STATED GOAL: Rewrite the lines from the start of the items through the line containing "y-tick-label: 7.036 bbox=[117, 431, 232, 477]", replacing "rate-label" with "currency-label" and leaving everything else unchanged.

(Dataset excerpt)
* Begin *

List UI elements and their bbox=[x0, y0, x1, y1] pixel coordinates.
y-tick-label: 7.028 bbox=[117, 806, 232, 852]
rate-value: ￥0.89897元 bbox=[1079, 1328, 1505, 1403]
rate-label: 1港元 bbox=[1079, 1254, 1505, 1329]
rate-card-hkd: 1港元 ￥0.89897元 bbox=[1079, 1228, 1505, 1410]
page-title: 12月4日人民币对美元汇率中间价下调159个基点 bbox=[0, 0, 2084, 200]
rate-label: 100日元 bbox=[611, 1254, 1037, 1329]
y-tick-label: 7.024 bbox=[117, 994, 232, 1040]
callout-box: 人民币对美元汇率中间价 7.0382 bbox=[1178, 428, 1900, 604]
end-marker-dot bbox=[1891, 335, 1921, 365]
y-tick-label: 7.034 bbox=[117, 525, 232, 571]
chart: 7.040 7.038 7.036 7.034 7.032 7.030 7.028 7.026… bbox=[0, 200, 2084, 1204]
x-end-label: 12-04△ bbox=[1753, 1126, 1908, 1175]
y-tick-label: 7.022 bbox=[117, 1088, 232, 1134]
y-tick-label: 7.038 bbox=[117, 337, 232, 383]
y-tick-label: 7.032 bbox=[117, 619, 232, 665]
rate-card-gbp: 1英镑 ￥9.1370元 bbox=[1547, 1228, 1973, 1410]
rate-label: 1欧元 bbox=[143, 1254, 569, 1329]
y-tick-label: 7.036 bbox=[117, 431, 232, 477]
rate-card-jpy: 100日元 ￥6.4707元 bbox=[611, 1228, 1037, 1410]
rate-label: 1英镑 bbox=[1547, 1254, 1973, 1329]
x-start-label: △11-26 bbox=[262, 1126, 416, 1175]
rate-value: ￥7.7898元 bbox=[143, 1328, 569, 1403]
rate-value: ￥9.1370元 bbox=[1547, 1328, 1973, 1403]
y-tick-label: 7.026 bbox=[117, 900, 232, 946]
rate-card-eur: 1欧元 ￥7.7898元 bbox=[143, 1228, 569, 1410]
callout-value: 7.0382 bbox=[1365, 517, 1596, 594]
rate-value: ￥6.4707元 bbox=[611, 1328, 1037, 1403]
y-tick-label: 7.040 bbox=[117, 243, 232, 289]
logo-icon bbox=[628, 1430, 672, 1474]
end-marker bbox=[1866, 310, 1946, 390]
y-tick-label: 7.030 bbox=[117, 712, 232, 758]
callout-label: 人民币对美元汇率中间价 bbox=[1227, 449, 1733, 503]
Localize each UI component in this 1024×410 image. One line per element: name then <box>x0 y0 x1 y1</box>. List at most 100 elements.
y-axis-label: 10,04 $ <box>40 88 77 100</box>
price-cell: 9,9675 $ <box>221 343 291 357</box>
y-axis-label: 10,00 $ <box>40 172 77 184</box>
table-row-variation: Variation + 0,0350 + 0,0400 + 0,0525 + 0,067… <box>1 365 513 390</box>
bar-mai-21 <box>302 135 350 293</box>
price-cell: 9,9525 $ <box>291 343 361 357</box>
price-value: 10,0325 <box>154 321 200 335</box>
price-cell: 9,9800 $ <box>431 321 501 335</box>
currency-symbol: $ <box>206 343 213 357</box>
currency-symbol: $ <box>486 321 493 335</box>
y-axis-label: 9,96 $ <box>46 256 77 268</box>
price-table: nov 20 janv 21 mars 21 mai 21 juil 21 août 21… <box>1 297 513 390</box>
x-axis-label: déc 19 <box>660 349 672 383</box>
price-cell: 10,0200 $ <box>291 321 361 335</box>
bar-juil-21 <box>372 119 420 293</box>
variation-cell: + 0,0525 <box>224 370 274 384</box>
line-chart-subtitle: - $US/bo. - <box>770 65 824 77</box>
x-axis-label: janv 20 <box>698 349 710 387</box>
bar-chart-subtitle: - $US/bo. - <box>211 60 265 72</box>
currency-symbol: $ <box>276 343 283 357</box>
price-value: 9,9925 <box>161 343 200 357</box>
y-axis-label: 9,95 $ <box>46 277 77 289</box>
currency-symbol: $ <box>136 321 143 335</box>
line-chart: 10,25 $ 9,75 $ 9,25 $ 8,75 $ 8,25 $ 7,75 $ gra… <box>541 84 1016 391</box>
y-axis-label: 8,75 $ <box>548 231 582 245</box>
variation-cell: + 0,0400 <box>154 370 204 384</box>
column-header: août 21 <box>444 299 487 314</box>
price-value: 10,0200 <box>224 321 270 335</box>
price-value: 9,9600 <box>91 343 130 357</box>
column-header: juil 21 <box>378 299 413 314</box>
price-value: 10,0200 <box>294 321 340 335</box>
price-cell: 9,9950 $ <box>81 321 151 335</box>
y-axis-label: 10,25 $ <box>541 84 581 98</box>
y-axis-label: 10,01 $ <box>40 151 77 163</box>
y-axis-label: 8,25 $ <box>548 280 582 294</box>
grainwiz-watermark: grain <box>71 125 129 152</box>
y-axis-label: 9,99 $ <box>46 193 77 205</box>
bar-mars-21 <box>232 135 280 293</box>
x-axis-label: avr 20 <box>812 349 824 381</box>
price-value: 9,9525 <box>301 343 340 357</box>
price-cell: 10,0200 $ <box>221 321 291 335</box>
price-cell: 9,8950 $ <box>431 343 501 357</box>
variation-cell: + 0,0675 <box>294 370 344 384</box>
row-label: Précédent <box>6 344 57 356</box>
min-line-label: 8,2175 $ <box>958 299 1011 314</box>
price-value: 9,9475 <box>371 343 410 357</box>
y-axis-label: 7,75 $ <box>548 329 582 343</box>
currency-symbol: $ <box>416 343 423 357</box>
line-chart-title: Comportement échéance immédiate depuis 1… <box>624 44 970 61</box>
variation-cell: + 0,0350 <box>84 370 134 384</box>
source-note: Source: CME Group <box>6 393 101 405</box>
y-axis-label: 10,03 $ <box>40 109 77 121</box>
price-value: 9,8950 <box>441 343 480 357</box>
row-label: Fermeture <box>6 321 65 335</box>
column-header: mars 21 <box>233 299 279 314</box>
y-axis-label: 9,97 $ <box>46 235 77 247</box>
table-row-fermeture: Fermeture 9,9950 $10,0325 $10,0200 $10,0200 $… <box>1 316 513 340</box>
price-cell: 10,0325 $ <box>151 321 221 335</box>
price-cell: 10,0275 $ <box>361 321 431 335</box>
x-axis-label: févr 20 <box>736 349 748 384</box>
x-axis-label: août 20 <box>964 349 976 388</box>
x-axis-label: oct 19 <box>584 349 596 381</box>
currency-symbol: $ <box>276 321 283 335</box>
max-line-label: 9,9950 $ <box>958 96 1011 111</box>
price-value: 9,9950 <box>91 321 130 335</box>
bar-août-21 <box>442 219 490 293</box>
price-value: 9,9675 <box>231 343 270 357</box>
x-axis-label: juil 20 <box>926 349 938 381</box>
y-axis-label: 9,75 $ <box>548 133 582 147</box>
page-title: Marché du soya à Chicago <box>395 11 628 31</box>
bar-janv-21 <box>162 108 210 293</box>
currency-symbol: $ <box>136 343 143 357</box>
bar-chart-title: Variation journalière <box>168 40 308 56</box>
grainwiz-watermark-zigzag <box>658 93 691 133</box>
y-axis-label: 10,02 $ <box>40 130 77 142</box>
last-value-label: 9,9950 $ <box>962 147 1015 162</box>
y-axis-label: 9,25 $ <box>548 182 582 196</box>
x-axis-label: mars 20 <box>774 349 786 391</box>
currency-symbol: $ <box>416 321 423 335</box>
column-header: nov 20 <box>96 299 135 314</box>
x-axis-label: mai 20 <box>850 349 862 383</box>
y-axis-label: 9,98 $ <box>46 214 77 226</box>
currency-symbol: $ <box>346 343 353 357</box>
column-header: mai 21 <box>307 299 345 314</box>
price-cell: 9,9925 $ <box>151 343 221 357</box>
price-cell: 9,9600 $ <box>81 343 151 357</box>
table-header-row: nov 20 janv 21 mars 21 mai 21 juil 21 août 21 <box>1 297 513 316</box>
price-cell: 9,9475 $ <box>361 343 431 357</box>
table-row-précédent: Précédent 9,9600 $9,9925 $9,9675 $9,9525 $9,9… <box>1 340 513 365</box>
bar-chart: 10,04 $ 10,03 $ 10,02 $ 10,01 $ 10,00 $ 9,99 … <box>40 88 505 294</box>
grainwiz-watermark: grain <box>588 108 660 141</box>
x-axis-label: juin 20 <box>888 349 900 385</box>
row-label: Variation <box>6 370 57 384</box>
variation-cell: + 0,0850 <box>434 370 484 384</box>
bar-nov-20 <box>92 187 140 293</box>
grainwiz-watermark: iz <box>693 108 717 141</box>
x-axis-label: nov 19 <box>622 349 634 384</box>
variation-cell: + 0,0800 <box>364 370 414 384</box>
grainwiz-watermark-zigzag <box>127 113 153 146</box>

* End *

EXERCISE SOLUTION:
List UI elements and their bbox=[x0, y0, x1, y1] pixel coordinates.
y-tick-label: 7.028 bbox=[117, 806, 232, 852]
rate-value: ￥0.89897元 bbox=[1079, 1328, 1505, 1403]
currency-label: 1港元 bbox=[1079, 1254, 1505, 1329]
rate-card-hkd: 1港元 ￥0.89897元 bbox=[1079, 1228, 1505, 1410]
page-title: 12月4日人民币对美元汇率中间价下调159个基点 bbox=[0, 0, 2084, 200]
currency-label: 100日元 bbox=[611, 1254, 1037, 1329]
y-tick-label: 7.024 bbox=[117, 994, 232, 1040]
callout-box: 人民币对美元汇率中间价 7.0382 bbox=[1178, 428, 1900, 604]
end-marker-dot bbox=[1891, 335, 1921, 365]
y-tick-label: 7.034 bbox=[117, 525, 232, 571]
chart: 7.040 7.038 7.036 7.034 7.032 7.030 7.028 7.026… bbox=[0, 200, 2084, 1204]
x-end-label: 12-04△ bbox=[1753, 1126, 1908, 1175]
y-tick-label: 7.022 bbox=[117, 1088, 232, 1134]
y-tick-label: 7.038 bbox=[117, 337, 232, 383]
y-tick-label: 7.032 bbox=[117, 619, 232, 665]
rate-card-gbp: 1英镑 ￥9.1370元 bbox=[1547, 1228, 1973, 1410]
currency-label: 1欧元 bbox=[143, 1254, 569, 1329]
y-tick-label: 7.036 bbox=[117, 431, 232, 477]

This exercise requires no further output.